**Information provided**
* start *

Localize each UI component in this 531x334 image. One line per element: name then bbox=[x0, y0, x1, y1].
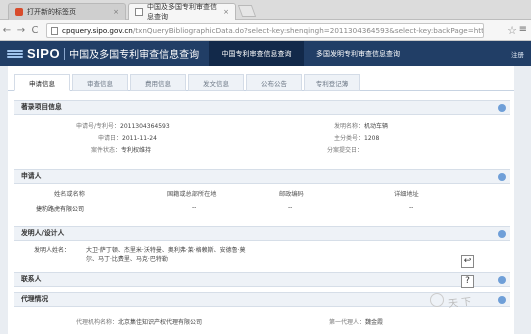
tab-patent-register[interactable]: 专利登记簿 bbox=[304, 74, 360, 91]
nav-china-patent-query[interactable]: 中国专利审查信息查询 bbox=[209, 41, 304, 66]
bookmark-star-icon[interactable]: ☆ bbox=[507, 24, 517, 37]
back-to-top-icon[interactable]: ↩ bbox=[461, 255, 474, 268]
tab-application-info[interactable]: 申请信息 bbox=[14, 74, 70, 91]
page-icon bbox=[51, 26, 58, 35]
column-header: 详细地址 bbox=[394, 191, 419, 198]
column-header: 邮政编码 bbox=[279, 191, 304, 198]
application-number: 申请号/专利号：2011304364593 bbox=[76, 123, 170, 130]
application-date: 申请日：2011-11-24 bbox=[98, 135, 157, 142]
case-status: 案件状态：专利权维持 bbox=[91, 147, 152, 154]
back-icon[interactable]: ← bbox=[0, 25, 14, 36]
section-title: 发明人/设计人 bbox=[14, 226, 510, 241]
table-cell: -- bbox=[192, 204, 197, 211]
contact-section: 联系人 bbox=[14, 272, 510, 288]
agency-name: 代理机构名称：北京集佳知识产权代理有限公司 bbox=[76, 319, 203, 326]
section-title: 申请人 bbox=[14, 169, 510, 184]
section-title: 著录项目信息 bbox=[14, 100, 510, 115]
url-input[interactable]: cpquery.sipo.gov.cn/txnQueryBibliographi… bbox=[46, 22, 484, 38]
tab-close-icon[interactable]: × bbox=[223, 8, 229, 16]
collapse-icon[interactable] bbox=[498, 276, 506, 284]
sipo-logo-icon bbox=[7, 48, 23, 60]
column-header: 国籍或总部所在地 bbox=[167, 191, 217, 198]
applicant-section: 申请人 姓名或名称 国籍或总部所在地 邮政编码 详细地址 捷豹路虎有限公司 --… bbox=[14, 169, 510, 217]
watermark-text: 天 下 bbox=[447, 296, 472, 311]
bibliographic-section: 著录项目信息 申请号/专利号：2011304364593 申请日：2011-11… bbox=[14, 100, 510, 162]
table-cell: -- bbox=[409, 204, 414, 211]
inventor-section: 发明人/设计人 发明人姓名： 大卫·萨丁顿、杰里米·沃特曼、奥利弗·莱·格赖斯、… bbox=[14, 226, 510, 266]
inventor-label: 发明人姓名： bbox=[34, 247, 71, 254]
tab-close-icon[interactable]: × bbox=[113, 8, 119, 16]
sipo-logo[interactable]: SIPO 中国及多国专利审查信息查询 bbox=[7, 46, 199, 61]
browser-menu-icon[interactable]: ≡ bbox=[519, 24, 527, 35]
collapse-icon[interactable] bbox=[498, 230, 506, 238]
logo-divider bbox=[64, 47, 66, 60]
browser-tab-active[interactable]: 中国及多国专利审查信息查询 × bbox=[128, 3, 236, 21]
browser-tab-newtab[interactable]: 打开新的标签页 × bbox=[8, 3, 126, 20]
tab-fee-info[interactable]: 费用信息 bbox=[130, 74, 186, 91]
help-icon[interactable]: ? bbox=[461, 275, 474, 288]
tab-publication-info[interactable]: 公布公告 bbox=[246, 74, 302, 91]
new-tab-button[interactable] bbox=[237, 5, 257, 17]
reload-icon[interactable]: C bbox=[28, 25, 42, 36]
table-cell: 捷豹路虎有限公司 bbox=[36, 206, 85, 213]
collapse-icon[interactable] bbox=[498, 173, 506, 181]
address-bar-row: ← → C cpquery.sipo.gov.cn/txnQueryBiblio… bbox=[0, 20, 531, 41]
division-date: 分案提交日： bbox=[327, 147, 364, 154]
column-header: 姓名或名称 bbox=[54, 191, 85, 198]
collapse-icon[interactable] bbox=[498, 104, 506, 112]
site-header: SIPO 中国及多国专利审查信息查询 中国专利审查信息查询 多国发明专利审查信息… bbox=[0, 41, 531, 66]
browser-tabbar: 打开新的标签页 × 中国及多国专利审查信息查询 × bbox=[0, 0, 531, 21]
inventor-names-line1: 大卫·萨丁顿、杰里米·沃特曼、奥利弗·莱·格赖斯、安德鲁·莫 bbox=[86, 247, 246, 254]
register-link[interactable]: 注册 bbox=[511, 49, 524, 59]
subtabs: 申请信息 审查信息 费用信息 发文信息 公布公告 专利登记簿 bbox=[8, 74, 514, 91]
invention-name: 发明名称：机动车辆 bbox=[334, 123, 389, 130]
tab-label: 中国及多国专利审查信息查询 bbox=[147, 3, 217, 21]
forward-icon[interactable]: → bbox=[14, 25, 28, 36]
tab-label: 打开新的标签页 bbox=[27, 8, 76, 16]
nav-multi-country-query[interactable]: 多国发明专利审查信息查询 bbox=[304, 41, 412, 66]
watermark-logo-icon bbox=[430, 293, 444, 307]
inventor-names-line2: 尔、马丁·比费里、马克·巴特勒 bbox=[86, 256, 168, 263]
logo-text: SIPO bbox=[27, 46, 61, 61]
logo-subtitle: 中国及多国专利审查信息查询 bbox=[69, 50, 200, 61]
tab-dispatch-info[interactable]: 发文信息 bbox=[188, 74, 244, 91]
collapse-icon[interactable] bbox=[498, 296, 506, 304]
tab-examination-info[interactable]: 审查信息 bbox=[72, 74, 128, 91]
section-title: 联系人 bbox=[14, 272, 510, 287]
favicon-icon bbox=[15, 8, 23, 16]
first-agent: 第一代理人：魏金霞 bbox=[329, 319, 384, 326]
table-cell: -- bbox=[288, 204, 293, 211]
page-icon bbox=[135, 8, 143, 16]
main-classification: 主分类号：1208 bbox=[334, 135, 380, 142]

* end *
* start *

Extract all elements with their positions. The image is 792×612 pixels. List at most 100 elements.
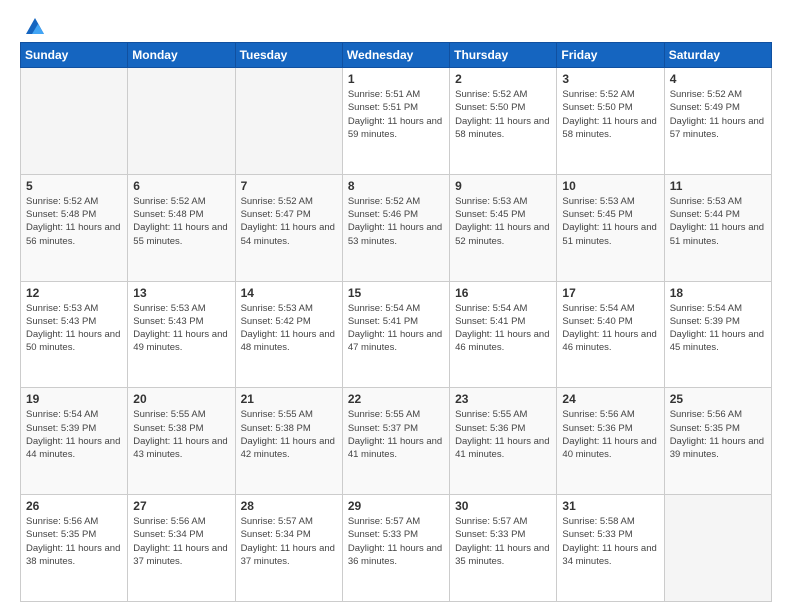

* end *
* start *

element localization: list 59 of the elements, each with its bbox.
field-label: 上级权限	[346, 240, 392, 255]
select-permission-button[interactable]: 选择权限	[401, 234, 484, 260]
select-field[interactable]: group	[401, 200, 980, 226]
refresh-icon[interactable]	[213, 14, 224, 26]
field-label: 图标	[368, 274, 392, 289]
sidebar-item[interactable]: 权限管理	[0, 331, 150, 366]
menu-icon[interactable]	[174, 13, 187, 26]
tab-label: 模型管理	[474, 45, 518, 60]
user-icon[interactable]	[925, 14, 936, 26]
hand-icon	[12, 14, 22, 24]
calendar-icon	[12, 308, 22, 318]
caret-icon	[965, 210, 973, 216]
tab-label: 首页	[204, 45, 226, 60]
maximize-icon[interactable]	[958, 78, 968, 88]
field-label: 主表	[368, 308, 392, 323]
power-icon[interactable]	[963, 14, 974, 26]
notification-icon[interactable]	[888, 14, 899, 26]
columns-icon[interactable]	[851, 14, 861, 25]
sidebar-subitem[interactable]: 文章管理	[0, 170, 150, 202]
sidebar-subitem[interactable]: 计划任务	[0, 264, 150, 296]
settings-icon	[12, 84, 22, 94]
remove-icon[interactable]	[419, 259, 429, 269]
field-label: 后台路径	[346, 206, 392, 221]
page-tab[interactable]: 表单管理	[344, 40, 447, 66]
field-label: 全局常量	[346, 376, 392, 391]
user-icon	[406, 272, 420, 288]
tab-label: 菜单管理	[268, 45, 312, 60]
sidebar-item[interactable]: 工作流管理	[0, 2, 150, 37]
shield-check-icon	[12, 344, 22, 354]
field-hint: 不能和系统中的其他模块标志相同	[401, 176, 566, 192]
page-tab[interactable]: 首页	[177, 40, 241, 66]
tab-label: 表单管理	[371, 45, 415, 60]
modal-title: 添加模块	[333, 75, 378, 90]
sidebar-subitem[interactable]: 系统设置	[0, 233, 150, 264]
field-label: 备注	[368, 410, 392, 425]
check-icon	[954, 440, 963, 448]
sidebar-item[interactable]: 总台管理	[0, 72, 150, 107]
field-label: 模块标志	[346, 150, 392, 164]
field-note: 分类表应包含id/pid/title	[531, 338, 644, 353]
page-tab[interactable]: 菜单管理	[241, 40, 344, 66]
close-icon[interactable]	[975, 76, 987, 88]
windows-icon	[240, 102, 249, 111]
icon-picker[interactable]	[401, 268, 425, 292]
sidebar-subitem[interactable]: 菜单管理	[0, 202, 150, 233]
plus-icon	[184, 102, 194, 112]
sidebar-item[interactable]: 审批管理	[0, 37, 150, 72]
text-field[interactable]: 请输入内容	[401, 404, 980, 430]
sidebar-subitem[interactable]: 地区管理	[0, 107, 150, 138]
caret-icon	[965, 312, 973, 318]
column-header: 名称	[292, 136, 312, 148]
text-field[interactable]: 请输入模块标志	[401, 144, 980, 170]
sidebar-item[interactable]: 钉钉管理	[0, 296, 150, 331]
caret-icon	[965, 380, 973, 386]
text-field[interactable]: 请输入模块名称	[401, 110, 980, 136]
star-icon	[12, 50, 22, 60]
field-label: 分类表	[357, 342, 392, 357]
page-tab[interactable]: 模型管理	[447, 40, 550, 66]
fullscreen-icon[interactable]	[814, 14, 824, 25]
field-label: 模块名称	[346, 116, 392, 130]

* end *

**Task to carry out**
Please rewrite the records starting with the line with "Localize each UI" and going on through the line with "column-header: 邮政编码 bbox=[279, 191, 304, 198]", renaming "column-header" to "table-heading" and leaving everything else unchanged. Omit the pictures from your answer.

**The output**
Localize each UI component in this 531x334 image. One line per element: name then bbox=[x0, y0, x1, y1].
tab-patent-register[interactable]: 专利登记簿 bbox=[304, 74, 360, 91]
nav-china-patent-query[interactable]: 中国专利审查信息查询 bbox=[209, 41, 304, 66]
bookmark-star-icon[interactable]: ☆ bbox=[507, 24, 517, 37]
back-to-top-icon[interactable]: ↩ bbox=[461, 255, 474, 268]
tab-application-info[interactable]: 申请信息 bbox=[14, 74, 70, 91]
page-icon bbox=[51, 26, 58, 35]
table-heading: 详细地址 bbox=[394, 191, 419, 198]
table-heading: 邮政编码 bbox=[279, 191, 304, 198]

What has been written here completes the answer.